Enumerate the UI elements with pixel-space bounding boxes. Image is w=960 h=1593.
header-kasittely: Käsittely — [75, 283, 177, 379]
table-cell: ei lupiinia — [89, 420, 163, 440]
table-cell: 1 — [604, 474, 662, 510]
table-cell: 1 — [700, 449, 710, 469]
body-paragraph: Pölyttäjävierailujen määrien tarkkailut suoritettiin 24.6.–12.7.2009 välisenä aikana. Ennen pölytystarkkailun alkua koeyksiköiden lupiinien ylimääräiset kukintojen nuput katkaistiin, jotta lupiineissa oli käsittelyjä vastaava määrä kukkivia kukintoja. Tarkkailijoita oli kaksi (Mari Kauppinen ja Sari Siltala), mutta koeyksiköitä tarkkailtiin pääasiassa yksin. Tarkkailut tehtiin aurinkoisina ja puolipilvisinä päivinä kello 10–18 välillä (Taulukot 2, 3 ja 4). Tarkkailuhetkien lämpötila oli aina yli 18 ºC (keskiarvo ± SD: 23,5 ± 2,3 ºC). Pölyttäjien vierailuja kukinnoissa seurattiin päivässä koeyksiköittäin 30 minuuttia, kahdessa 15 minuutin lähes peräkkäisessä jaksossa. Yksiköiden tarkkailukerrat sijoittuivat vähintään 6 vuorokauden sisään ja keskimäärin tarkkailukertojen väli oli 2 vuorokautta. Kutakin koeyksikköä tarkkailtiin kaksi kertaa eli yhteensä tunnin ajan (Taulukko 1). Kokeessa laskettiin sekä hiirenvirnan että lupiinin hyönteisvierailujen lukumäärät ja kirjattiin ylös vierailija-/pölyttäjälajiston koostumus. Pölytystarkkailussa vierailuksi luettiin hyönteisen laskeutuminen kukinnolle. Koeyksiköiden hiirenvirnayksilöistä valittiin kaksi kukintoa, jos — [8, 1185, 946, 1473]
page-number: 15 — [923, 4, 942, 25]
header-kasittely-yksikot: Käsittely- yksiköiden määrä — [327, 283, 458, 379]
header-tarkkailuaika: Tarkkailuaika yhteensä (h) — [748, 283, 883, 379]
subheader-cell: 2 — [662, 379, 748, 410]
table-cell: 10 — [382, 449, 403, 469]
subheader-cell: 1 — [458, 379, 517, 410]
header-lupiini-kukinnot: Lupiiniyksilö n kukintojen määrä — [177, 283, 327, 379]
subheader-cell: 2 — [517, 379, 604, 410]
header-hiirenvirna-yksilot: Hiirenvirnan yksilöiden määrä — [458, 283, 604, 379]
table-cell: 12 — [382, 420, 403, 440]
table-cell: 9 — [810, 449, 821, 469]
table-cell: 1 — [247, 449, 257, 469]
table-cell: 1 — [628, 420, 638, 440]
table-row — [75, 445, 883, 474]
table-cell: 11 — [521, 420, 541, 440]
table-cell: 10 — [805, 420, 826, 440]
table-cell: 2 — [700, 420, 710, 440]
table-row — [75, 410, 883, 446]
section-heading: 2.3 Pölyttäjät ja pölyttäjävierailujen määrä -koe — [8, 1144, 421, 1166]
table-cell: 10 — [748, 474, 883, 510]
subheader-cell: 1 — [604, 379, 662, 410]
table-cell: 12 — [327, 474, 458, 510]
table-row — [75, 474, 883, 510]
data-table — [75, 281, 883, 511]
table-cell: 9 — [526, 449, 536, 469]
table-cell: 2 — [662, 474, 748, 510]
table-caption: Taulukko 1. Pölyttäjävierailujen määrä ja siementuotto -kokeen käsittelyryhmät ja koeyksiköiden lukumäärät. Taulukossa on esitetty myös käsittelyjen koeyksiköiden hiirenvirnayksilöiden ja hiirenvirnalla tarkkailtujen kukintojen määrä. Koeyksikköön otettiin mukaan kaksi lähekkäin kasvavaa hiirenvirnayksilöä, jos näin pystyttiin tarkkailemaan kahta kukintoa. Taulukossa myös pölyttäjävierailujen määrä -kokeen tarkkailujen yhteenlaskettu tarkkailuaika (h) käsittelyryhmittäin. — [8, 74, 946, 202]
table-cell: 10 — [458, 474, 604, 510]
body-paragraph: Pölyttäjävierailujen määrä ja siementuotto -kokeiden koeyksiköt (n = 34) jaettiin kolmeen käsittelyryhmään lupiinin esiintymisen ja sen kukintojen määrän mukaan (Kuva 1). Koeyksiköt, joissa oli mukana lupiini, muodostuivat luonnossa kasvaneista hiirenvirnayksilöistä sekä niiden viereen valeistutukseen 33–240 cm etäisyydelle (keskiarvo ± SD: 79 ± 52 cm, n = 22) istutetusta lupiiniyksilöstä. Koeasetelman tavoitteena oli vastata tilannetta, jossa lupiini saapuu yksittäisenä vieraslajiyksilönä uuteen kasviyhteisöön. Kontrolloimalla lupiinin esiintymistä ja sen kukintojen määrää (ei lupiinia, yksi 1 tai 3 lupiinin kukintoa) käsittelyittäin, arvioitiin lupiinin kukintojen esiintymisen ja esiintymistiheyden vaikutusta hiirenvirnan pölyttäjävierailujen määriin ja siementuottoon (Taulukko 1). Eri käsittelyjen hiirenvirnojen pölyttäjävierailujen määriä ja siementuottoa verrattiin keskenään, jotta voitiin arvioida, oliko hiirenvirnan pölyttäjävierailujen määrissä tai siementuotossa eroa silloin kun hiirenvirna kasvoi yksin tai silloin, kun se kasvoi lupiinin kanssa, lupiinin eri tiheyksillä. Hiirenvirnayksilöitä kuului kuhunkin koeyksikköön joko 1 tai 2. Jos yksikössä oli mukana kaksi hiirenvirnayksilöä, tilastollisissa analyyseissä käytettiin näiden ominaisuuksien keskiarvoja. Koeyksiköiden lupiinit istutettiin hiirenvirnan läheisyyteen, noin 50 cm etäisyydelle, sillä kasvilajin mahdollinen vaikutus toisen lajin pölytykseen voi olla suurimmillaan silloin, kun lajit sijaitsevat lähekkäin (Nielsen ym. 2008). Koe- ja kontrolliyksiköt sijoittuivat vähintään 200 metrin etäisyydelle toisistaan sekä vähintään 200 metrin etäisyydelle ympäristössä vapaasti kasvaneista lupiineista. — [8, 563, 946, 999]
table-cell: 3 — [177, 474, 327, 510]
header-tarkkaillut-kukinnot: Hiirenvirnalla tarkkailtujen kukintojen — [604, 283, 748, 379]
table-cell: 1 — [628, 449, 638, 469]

+ + + + + + +

— Stated goal —
Copy all of the entries above word for word, keeping every line in its original order.

— Answer below —
Enumerate the UI elements with pixel-space bounding boxes. Image is w=960 h=1593.
header-kasittely: Käsittely — [75, 283, 177, 379]
table-cell: ei lupiinia — [89, 420, 163, 440]
table-cell: 1 — [604, 474, 662, 510]
table-cell: 1 — [700, 449, 710, 469]
body-paragraph: Pölyttäjävierailujen määrien tarkkailut suoritettiin 24.6.–12.7.2009 välisenä aikana. Ennen pölytystarkkailun alkua koeyksiköiden lupiinien ylimääräiset kukintojen nuput katkaistiin, jotta lupiineissa oli käsittelyjä vastaava määrä kukkivia kukintoja. Tarkkailijoita oli kaksi (Mari Kauppinen ja Sari Siltala), mutta koeyksiköitä tarkkailtiin pääasiassa yksin. Tarkkailut tehtiin aurinkoisina ja puolipilvisinä päivinä kello 10–18 välillä (Taulukot 2, 3 ja 4). Tarkkailuhetkien lämpötila oli aina yli 18 ºC (keskiarvo ± SD: 23,5 ± 2,3 ºC). Pölyttäjien vierailuja kukinnoissa seurattiin päivässä koeyksiköittäin 30 minuuttia, kahdessa 15 minuutin lähes peräkkäisessä jaksossa. Yksiköiden tarkkailukerrat sijoittuivat vähintään 6 vuorokauden sisään ja keskimäärin tarkkailukertojen väli oli 2 vuorokautta. Kutakin koeyksikköä tarkkailtiin kaksi kertaa eli yhteensä tunnin ajan (Taulukko 1). Kokeessa laskettiin sekä hiirenvirnan että lupiinin hyönteisvierailujen lukumäärät ja kirjattiin ylös vierailija-/pölyttäjälajiston koostumus. Pölytystarkkailussa vierailuksi luettiin hyönteisen laskeutuminen kukinnolle. Koeyksiköiden hiirenvirnayksilöistä valittiin kaksi kukintoa, jos — [8, 1185, 946, 1473]
page-number: 15 — [923, 4, 942, 25]
header-kasittely-yksikot: Käsittely- yksiköiden määrä — [327, 283, 458, 379]
header-tarkkailuaika: Tarkkailuaika yhteensä (h) — [748, 283, 883, 379]
subheader-cell: 2 — [662, 379, 748, 410]
table-cell: 10 — [382, 449, 403, 469]
subheader-cell: 1 — [458, 379, 517, 410]
header-lupiini-kukinnot: Lupiiniyksilö n kukintojen määrä — [177, 283, 327, 379]
subheader-cell: 2 — [517, 379, 604, 410]
header-hiirenvirna-yksilot: Hiirenvirnan yksilöiden määrä — [458, 283, 604, 379]
table-cell: 12 — [382, 420, 403, 440]
table-cell: 9 — [810, 449, 821, 469]
table-cell: 1 — [247, 449, 257, 469]
table-cell: 1 — [628, 420, 638, 440]
table-row — [75, 445, 883, 474]
table-cell: 11 — [521, 420, 541, 440]
table-cell: 10 — [805, 420, 826, 440]
table-cell: 2 — [700, 420, 710, 440]
table-row — [75, 410, 883, 446]
section-heading: 2.3 Pölyttäjät ja pölyttäjävierailujen määrä -koe — [8, 1144, 421, 1166]
table-cell: 10 — [748, 474, 883, 510]
subheader-cell: 1 — [604, 379, 662, 410]
table-cell: 12 — [327, 474, 458, 510]
table-row — [75, 474, 883, 510]
data-table — [75, 281, 883, 511]
table-cell: 9 — [526, 449, 536, 469]
table-cell: 2 — [662, 474, 748, 510]
table-caption: Taulukko 1. Pölyttäjävierailujen määrä ja siementuotto -kokeen käsittelyryhmät ja koeyksiköiden lukumäärät. Taulukossa on esitetty myös käsittelyjen koeyksiköiden hiirenvirnayksilöiden ja hiirenvirnalla tarkkailtujen kukintojen määrä. Koeyksikköön otettiin mukaan kaksi lähekkäin kasvavaa hiirenvirnayksilöä, jos näin pystyttiin tarkkailemaan kahta kukintoa. Taulukossa myös pölyttäjävierailujen määrä -kokeen tarkkailujen yhteenlaskettu tarkkailuaika (h) käsittelyryhmittäin. — [8, 74, 946, 202]
table-cell: 10 — [458, 474, 604, 510]
body-paragraph: Pölyttäjävierailujen määrä ja siementuotto -kokeiden koeyksiköt (n = 34) jaettiin kolmeen käsittelyryhmään lupiinin esiintymisen ja sen kukintojen määrän mukaan (Kuva 1). Koeyksiköt, joissa oli mukana lupiini, muodostuivat luonnossa kasvaneista hiirenvirnayksilöistä sekä niiden viereen valeistutukseen 33–240 cm etäisyydelle (keskiarvo ± SD: 79 ± 52 cm, n = 22) istutetusta lupiiniyksilöstä. Koeasetelman tavoitteena oli vastata tilannetta, jossa lupiini saapuu yksittäisenä vieraslajiyksilönä uuteen kasviyhteisöön. Kontrolloimalla lupiinin esiintymistä ja sen kukintojen määrää (ei lupiinia, yksi 1 tai 3 lupiinin kukintoa) käsittelyittäin, arvioitiin lupiinin kukintojen esiintymisen ja esiintymistiheyden vaikutusta hiirenvirnan pölyttäjävierailujen määriin ja siementuottoon (Taulukko 1). Eri käsittelyjen hiirenvirnojen pölyttäjävierailujen määriä ja siementuottoa verrattiin keskenään, jotta voitiin arvioida, oliko hiirenvirnan pölyttäjävierailujen määrissä tai siementuotossa eroa silloin kun hiirenvirna kasvoi yksin tai silloin, kun se kasvoi lupiinin kanssa, lupiinin eri tiheyksillä. Hiirenvirnayksilöitä kuului kuhunkin koeyksikköön joko 1 tai 2. Jos yksikössä oli mukana kaksi hiirenvirnayksilöä, tilastollisissa analyyseissä käytettiin näiden ominaisuuksien keskiarvoja. Koeyksiköiden lupiinit istutettiin hiirenvirnan läheisyyteen, noin 50 cm etäisyydelle, sillä kasvilajin mahdollinen vaikutus toisen lajin pölytykseen voi olla suurimmillaan silloin, kun lajit sijaitsevat lähekkäin (Nielsen ym. 2008). Koe- ja kontrolliyksiköt sijoittuivat vähintään 200 metrin etäisyydelle toisistaan sekä vähintään 200 metrin etäisyydelle ympäristössä vapaasti kasvaneista lupiineista. — [8, 563, 946, 999]
table-cell: 3 — [177, 474, 327, 510]
header-tarkkaillut-kukinnot: Hiirenvirnalla tarkkailtujen kukintojen — [604, 283, 748, 379]
table-cell: 1 — [628, 449, 638, 469]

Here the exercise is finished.